* _The problem_: Return every line below as is, leaving out the pictures.

* _Provided data_:
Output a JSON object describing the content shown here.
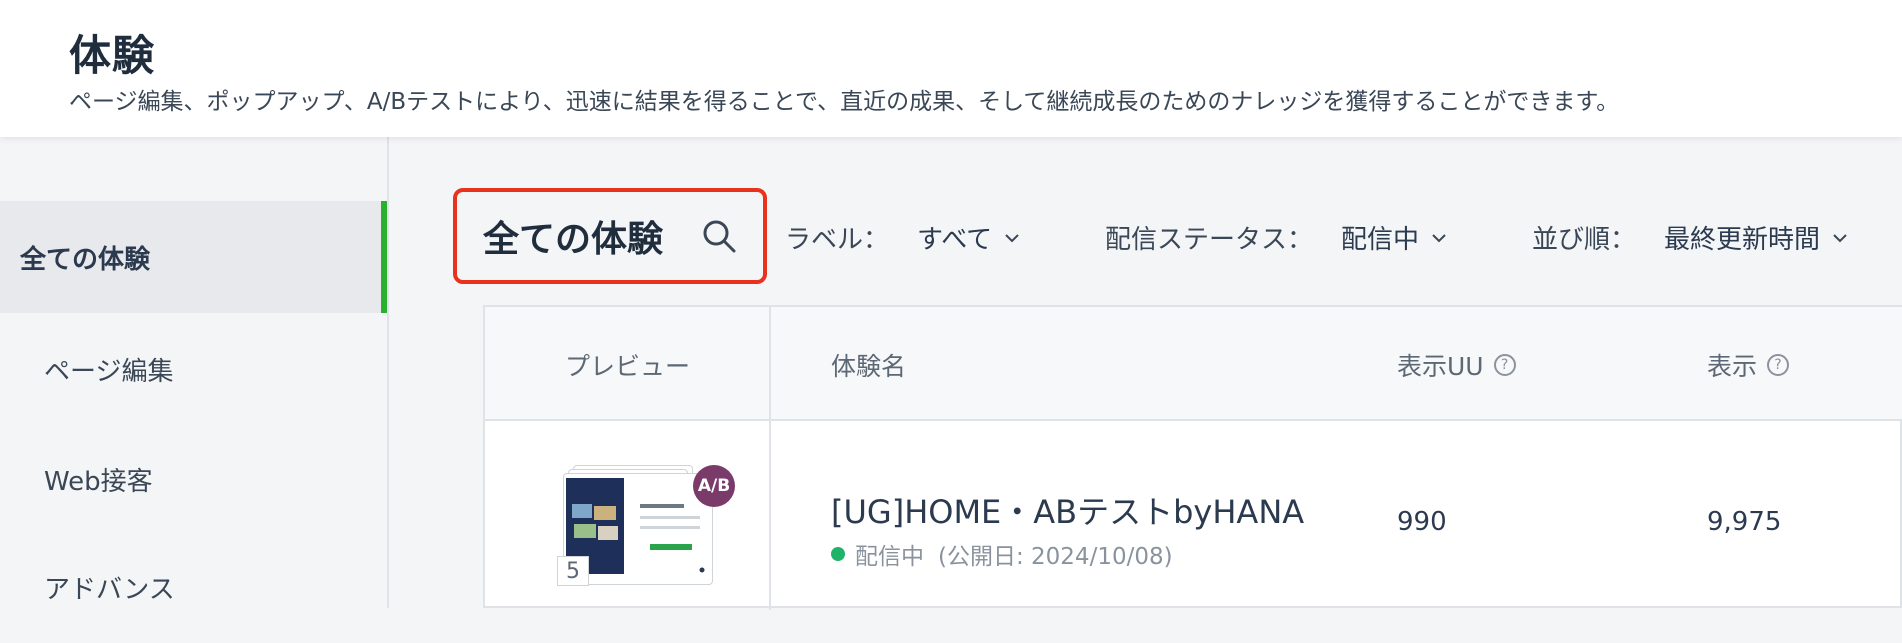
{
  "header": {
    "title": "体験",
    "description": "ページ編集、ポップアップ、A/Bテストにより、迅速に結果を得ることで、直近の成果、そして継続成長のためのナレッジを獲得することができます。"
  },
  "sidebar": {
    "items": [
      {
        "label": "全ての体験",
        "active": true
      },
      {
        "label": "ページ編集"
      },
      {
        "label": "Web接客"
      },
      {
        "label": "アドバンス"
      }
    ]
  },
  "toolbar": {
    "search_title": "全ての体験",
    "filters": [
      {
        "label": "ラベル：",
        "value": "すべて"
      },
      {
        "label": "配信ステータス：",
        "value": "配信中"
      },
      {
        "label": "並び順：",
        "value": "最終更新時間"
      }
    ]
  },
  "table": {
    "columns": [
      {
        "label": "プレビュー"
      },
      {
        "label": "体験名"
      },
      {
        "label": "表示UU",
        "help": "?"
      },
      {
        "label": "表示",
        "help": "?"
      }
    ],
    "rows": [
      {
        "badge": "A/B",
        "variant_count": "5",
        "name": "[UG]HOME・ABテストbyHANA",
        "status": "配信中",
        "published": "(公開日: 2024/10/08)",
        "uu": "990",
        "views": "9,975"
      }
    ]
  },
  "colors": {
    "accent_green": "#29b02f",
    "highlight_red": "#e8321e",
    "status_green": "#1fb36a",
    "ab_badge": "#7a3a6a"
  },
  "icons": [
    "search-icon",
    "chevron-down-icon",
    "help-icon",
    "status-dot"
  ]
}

* _Full answer_:
Output a JSON object describing the content shown here.
{
  "header": {
    "title": "体験",
    "description": "ページ編集、ポップアップ、A/Bテストにより、迅速に結果を得ることで、直近の成果、そして継続成長のためのナレッジを獲得することができます。"
  },
  "sidebar": {
    "items": [
      {
        "label": "全ての体験",
        "active": true
      },
      {
        "label": "ページ編集"
      },
      {
        "label": "Web接客"
      },
      {
        "label": "アドバンス"
      }
    ]
  },
  "toolbar": {
    "search_title": "全ての体験",
    "filters": [
      {
        "label": "ラベル：",
        "value": "すべて"
      },
      {
        "label": "配信ステータス：",
        "value": "配信中"
      },
      {
        "label": "並び順：",
        "value": "最終更新時間"
      }
    ]
  },
  "table": {
    "columns": [
      {
        "label": "プレビュー"
      },
      {
        "label": "体験名"
      },
      {
        "label": "表示UU",
        "help": "?"
      },
      {
        "label": "表示",
        "help": "?"
      }
    ],
    "rows": [
      {
        "badge": "A/B",
        "variant_count": "5",
        "name": "[UG]HOME・ABテストbyHANA",
        "status": "配信中",
        "published": "(公開日: 2024/10/08)",
        "uu": "990",
        "views": "9,975"
      }
    ]
  },
  "colors": {
    "accent_green": "#29b02f",
    "highlight_red": "#e8321e",
    "status_green": "#1fb36a",
    "ab_badge": "#7a3a6a"
  },
  "icons": [
    "search-icon",
    "chevron-down-icon",
    "help-icon",
    "status-dot"
  ]
}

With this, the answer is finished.